** begin PROVIDED DATA **
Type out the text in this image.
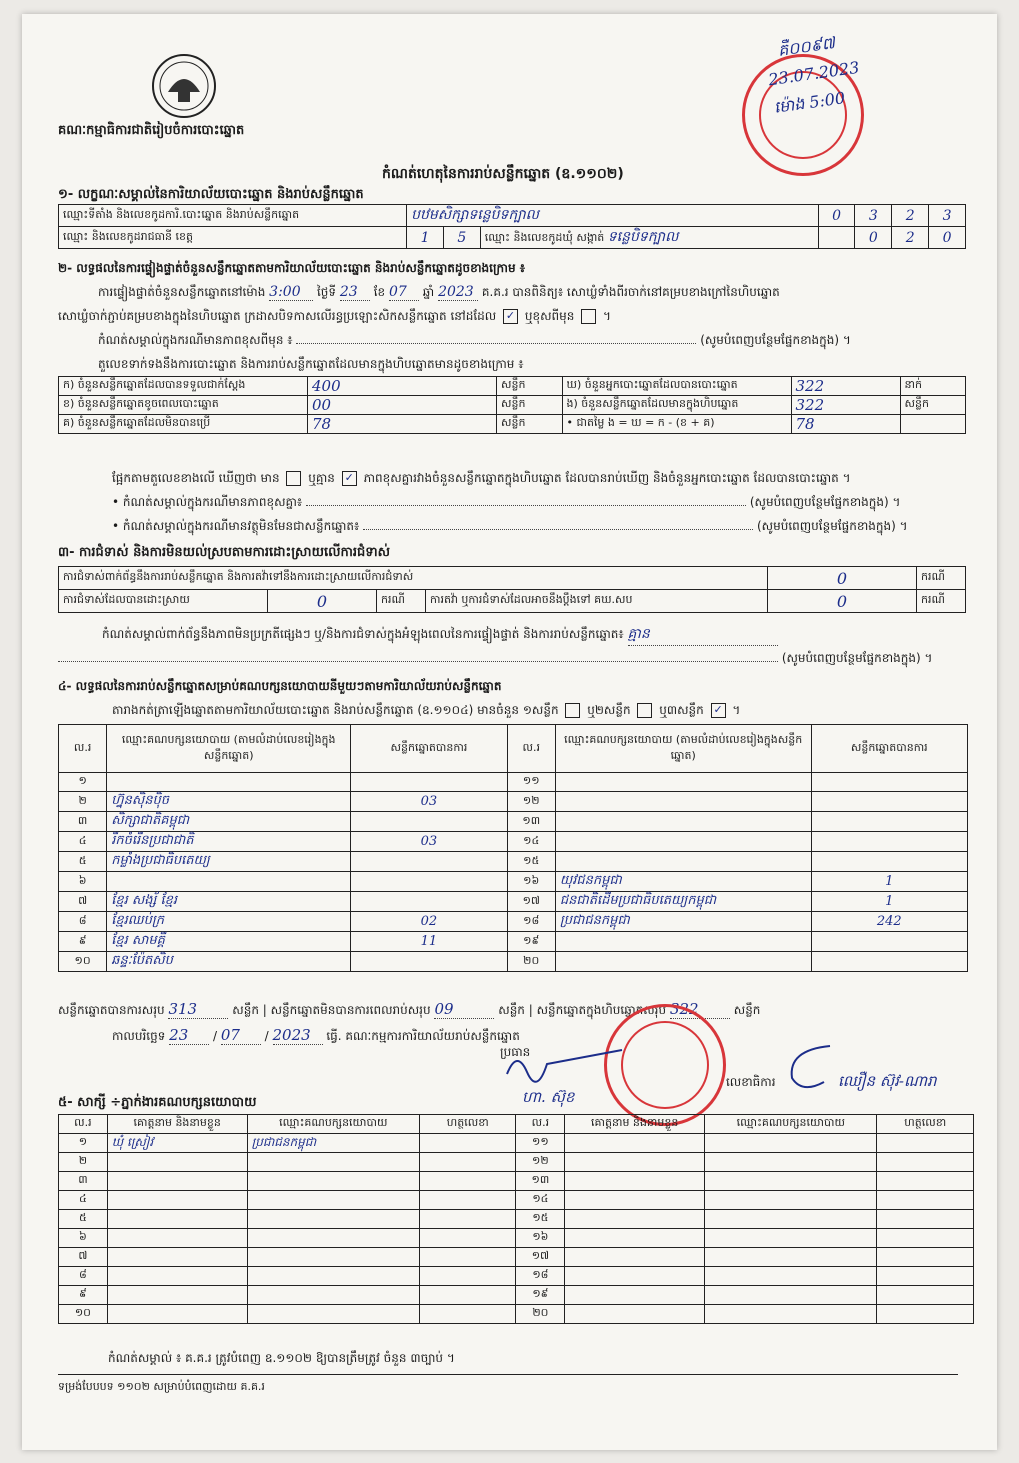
គណៈកម្មាធិការជាតិរៀបចំការបោះឆ្នោត
គឺ០០៩៧
23.07.2023
ម៉ោង 5:00
កំណត់ហេតុនៃការរាប់សន្លឹកឆ្នោត (ឧ.១១០២)
១- លក្ខណៈសម្គាល់នៃការិយាល័យបោះឆ្នោត និងរាប់សន្លឹកឆ្នោត
ឈ្មោះទីតាំង និងលេខកូដការិ.បោះឆ្នោត និងរាប់សន្លឹកឆ្នោត	បឋមសិក្សាទន្លេបិទក្បាល			0	3	2	3
ឈ្មោះ និងលេខកូដរាជធានី ខេត្ត	1	5	ឈ្មោះ និងលេខកូដឃុំ សង្កាត់ ទន្លេបិទក្បាល		0	2	0
២- លទ្ធផលនៃការផ្ទៀងផ្ទាត់ចំនួនសន្លឹកឆ្នោតតាមការិយាល័យបោះឆ្នោត និងរាប់សន្លឹកឆ្នោតដូចខាងក្រោម ៖
ការផ្ទៀងផ្ទាត់ចំនួនសន្លឹកឆ្នោតនៅម៉ោង 3:00 ថ្ងៃទី 23 ខែ 07 ឆ្នាំ 2023 គ.គ.រ បានពិនិត្យ៖ សោឃ្លំទាំងពីរចាក់នៅគម្របខាងក្រៅនៃហិបឆ្នោត
សោឃ្លំចាក់ភ្ជាប់គម្របខាងក្នុងនៃហិបឆ្នោត ក្រដាសបិទកាសលើរន្ធប្រឡោះសិកសន្លឹកឆ្នោត នៅដដែល ✓ ឬខុសពីមុន  ។
កំណត់សម្គាល់ក្នុងករណីមានភាពខុសពីមុន ៖	(សូមបំពេញបន្ថែមផ្នែកខាងក្នុង) ។
តួលេខទាក់ទងនឹងការបោះឆ្នោត និងការរាប់សន្លឹកឆ្នោតដែលមានក្នុងហិបឆ្នោតមានដូចខាងក្រោម ៖
ក) ចំនួនសន្លឹកឆ្នោតដែលបានទទួលជាក់ស្តែង	400	សន្លឹក	ឃ) ចំនួនអ្នកបោះឆ្នោតដែលបានបោះឆ្នោត	322	នាក់
ខ) ចំនួនសន្លឹកឆ្នោតខូចពេលបោះឆ្នោត	00	សន្លឹក	ង) ចំនួនសន្លឹកឆ្នោតដែលមានក្នុងហិបឆ្នោត	322	សន្លឹក
គ) ចំនួនសន្លឹកឆ្នោតដែលមិនបានប្រើ	78	សន្លឹក	• ជាតម្លៃ ង = ឃ = ក - (ខ + គ)	78	
ផ្អែកតាមតួលេខខាងលើ ឃើញថា មាន ឬគ្មាន ✓ ភាពខុសគ្នារវាងចំនួនសន្លឹកឆ្នោតក្នុងហិបឆ្នោត ដែលបានរាប់ឃើញ និងចំនួនអ្នកបោះឆ្នោត ដែលបានបោះឆ្នោត ។
• កំណត់សម្គាល់ក្នុងករណីមានភាពខុសគ្នា៖	(សូមបំពេញបន្ថែមផ្នែកខាងក្នុង) ។
• កំណត់សម្គាល់ក្នុងករណីមានវត្ថុមិនមែនជាសន្លឹកឆ្នោត៖	(សូមបំពេញបន្ថែមផ្នែកខាងក្នុង) ។
៣- ការជំទាស់ និងការមិនយល់ស្របតាមការដោះស្រាយលើការជំទាស់
ការជំទាស់ពាក់ព័ន្ធនឹងការរាប់សន្លឹកឆ្នោត និងការតវ៉ាទៅនឹងការដោះស្រាយលើការជំទាស់				0	ករណី
ការជំទាស់ដែលបានដោះស្រាយ	0	ករណី	ការតវ៉ា ឬការជំទាស់ដែលអាចនឹងប្តឹងទៅ គឃ.សប	0	ករណី
កំណត់សម្គាល់ពាក់ព័ន្ធនឹងភាពមិនប្រក្រតីផ្សេងៗ ឬ/និងការជំទាស់ក្នុងអំឡុងពេលនៃការផ្ទៀងផ្ទាត់ និងការរាប់សន្លឹកឆ្នោត៖ គ្មាន
(សូមបំពេញបន្ថែមផ្នែកខាងក្នុង) ។
៤- លទ្ធផលនៃការរាប់សន្លឹកឆ្នោតសម្រាប់គណបក្សនយោបាយនីមួយៗតាមការិយាល័យរាប់សន្លឹកឆ្នោត
តារាងកត់ត្រាឡើងឆ្នោតតាមការិយាល័យបោះឆ្នោត និងរាប់សន្លឹកឆ្នោត (ឧ.១១០៤) មានចំនួន ១សន្លឹក ឬ២សន្លឹក ឬ៣សន្លឹក ✓ ។
ល.រ	ឈ្មោះគណបក្សនយោបាយ (តាមលំដាប់លេខរៀងក្នុងសន្លឹកឆ្នោត)	សន្លឹកឆ្នោតបានការ	ល.រ	ឈ្មោះគណបក្សនយោបាយ (តាមលំដាប់លេខរៀងក្នុងសន្លឹកឆ្នោត)	សន្លឹកឆ្នោតបានការ
១			១១		
២	ហ្វ៊ុនស៊ិនប៉ិច	03	១២		
៣	សិក្សាជាតិគម្ពុជា		១៣		
៤	រីកចំរើនប្រជាជាតិ	03	១៤		
៥	កម្លាំងប្រជាធិបតេយ្យ		១៥		
៦			១៦	យុវជនកម្ពុជា	1
៧	ខ្មែរ សង្ស័ ខ្មែរ		១៧	ជនជាតិដើមប្រជាធិបតេយ្យកម្ពុជា	1
៨	ខ្មែរឈប់ក្រ	02	១៨	ប្រជាជនកម្ពុជា	242
៩	ខ្មែរ សាមគ្គី	11	១៩		
១០	ឆន្ទៈប៉ែតសិប		២០		
សន្លឹកឆ្នោតបានការសរុប 313	សន្លឹក | សន្លឹកឆ្នោតមិនបានការពេលរាប់សរុប 09	សន្លឹក | សន្លឹកឆ្នោតក្នុងហិបឆ្នោតសរុប 322	សន្លឹក
កាលបរិច្ឆេទ 23 / 07 / 2023 ធ្វើ. គណៈកម្មការការិយាល័យរាប់សន្លឹកឆ្នោត
ប្រធាន
ហា. ស៊ុខ
លេខាធិការ	ឈឿន ស៊ុវ-ណារា
៥- សាក្សី ÷ភ្នាក់ងារគណបក្សនយោបាយ
ល.រ	គោត្តនាម និងនាមខ្លួន	ឈ្មោះគណបក្សនយោបាយ	ហត្ថលេខា	ល.រ	គោត្តនាម និងនាមខ្លួន	ឈ្មោះគណបក្សនយោបាយ	ហត្ថលេខា
១	ឃុំ ស្រៀវ	ប្រជាជនកម្ពុជា		១១			
២				១២			
៣				១៣			
៤				១៤			
៥				១៥			
៦				១៦			
៧				១៧			
៨				១៨			
៩				១៩			
១០				២០			
កំណត់សម្គាល់ ៖ គ.គ.រ ត្រូវបំពេញ ឧ.១១០២ ឱ្យបានត្រឹមត្រូវ ចំនួន ៣ច្បាប់ ។
ទម្រង់បែបបទ ១១០២ សម្រាប់បំពេញដោយ គ.គ.រ
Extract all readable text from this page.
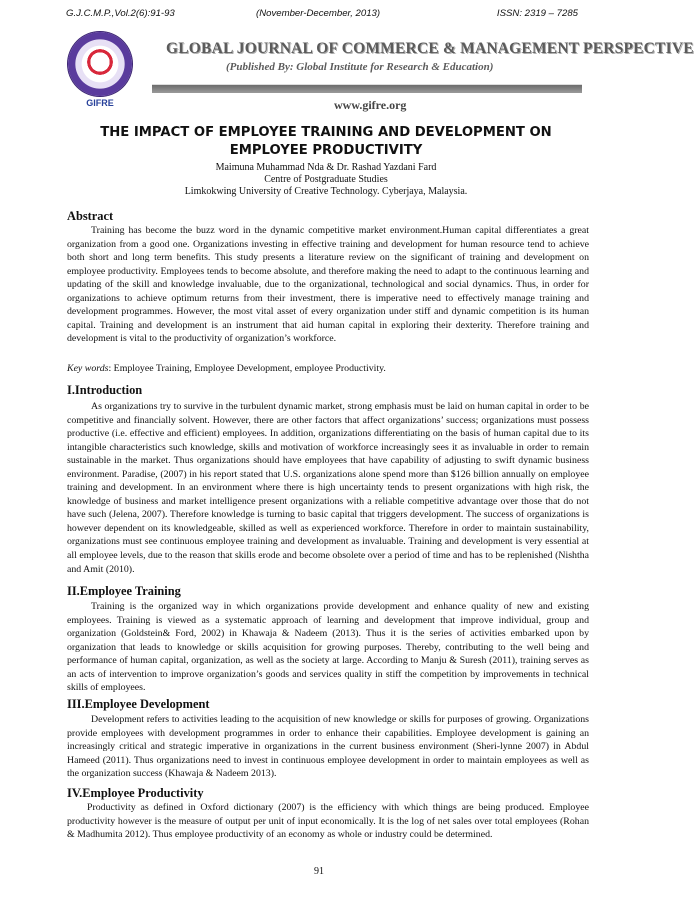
G.J.C.M.P.,Vol.2(6):91-93	(November-December, 2013)	ISSN: 2319 – 7285
GIFRE
GLOBAL JOURNAL OF COMMERCE & MANAGEMENT PERSPECTIVE
(Published By: Global Institute for Research & Education)
www.gifre.org
THE IMPACT OF EMPLOYEE TRAINING AND DEVELOPMENT ON EMPLOYEE PRODUCTIVITY
Maimuna Muhammad Nda & Dr. Rashad Yazdani Fard
Centre of Postgraduate Studies
Limkokwing University of Creative Technology. Cyberjaya, Malaysia.
Abstract

Training has become the buzz word in the dynamic competitive market environment.Human capital differentiates a great organization from a good one. Organizations investing in effective training and development for human resource tend to achieve both short and long term benefits. This study presents a literature review on the significant of training and development on employee productivity. Employees tends to become absolute, and therefore making the need to adapt to the continuous learning and updating of the skill and knowledge invaluable, due to the organizational, technological and social dynamics. Thus, in order for organizations to achieve optimum returns from their investment, there is imperative need to effectively manage training and development programmes. However, the most vital asset of every organization under stiff and dynamic competition is its human capital. Training and development is an instrument that aid human capital in exploring their dexterity. Therefore training and development is vital to the productivity of organization’s workforce.

Key words: Employee Training, Employee Development, employee Productivity.
I.Introduction

As organizations try to survive in the turbulent dynamic market, strong emphasis must be laid on human capital in order to be competitive and financially solvent. However, there are other factors that affect organizations’ success; organizations must possess productive (i.e. effective and efficient) employees. In addition, organizations differentiating on the basis of human capital due to its intangible characteristics such knowledge, skills and motivation of workforce increasingly sees it as invaluable in order to remain sustainable in the market. Thus organizations should have employees that have capability of adjusting to swift dynamic business environment. Paradise, (2007) in his report stated that U.S. organizations alone spend more than $126 billion annually on employee training and development. In an environment where there is high uncertainty tends to present organizations with high risk, the knowledge of business and market intelligence present organizations with a reliable competitive advantage over those that do not have such (Jelena, 2007). Therefore knowledge is turning to basic capital that triggers development. The success of organizations is however dependent on its knowledgeable, skilled as well as experienced workforce. Therefore in order to maintain sustainability, organizations must see continuous employee training and development as invaluable. Training and development is very essential at all employee levels, due to the reason that skills erode and become obsolete over a period of time and has to be replenished (Nishtha and Amit (2010).

II.Employee Training

Training is the organized way in which organizations provide development and enhance quality of new and existing employees. Training is viewed as a systematic approach of learning and development that improve individual, group and organization (Goldstein& Ford, 2002) in Khawaja & Nadeem (2013). Thus it is the series of activities embarked upon by organization that leads to knowledge or skills acquisition for growing purposes. Thereby, contributing to the well being and performance of human capital, organization, as well as the society at large. According to Manju & Suresh (2011), training serves as an acts of intervention to improve organization’s goods and services quality in stiff the competition by improvements in technical skills of employees.

III.Employee Development

Development refers to activities leading to the acquisition of new knowledge or skills for purposes of growing. Organizations provide employees with development programmes in order to enhance their capabilities. Employee development is gaining an increasingly critical and strategic imperative in organizations in the current business environment (Sheri-lynne 2007) in Abdul Hameed (2011). Thus organizations need to invest in continuous employee development in order to maintain employees as well as the organization success (Khawaja & Nadeem 2013).

IV.Employee Productivity

Productivity as defined in Oxford dictionary (2007) is the efficiency with which things are being produced. Employee productivity however is the measure of output per unit of input economically. It is the log of net sales over total employees (Rohan & Madhumita 2012). Thus employee productivity of an economy as whole or industry could be determined.

91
** end PROVIDED DATA **
• **REQUIREMENT**:
Your task is to collect every line above that contains the word "being".

• **FINAL RESULT**:
Training is the organized way in which organizations provide development and enhance quality of new and existing employees. Training is viewed as a systematic approach of learning and development that improve individual, group and organization (Goldstein& Ford, 2002) in Khawaja & Nadeem (2013). Thus it is the series of activities embarked upon by organization that leads to knowledge or skills acquisition for growing purposes. Thereby, contributing to the well being and performance of human capital, organization, as well as the society at large. According to Manju & Suresh (2011), training serves as an acts of intervention to improve organization’s goods and services quality in stiff the competition by improvements in technical skills of employees.
Productivity as defined in Oxford dictionary (2007) is the efficiency with which things are being produced. Employee productivity however is the measure of output per unit of input economically. It is the log of net sales over total employees (Rohan & Madhumita 2012). Thus employee productivity of an economy as whole or industry could be determined.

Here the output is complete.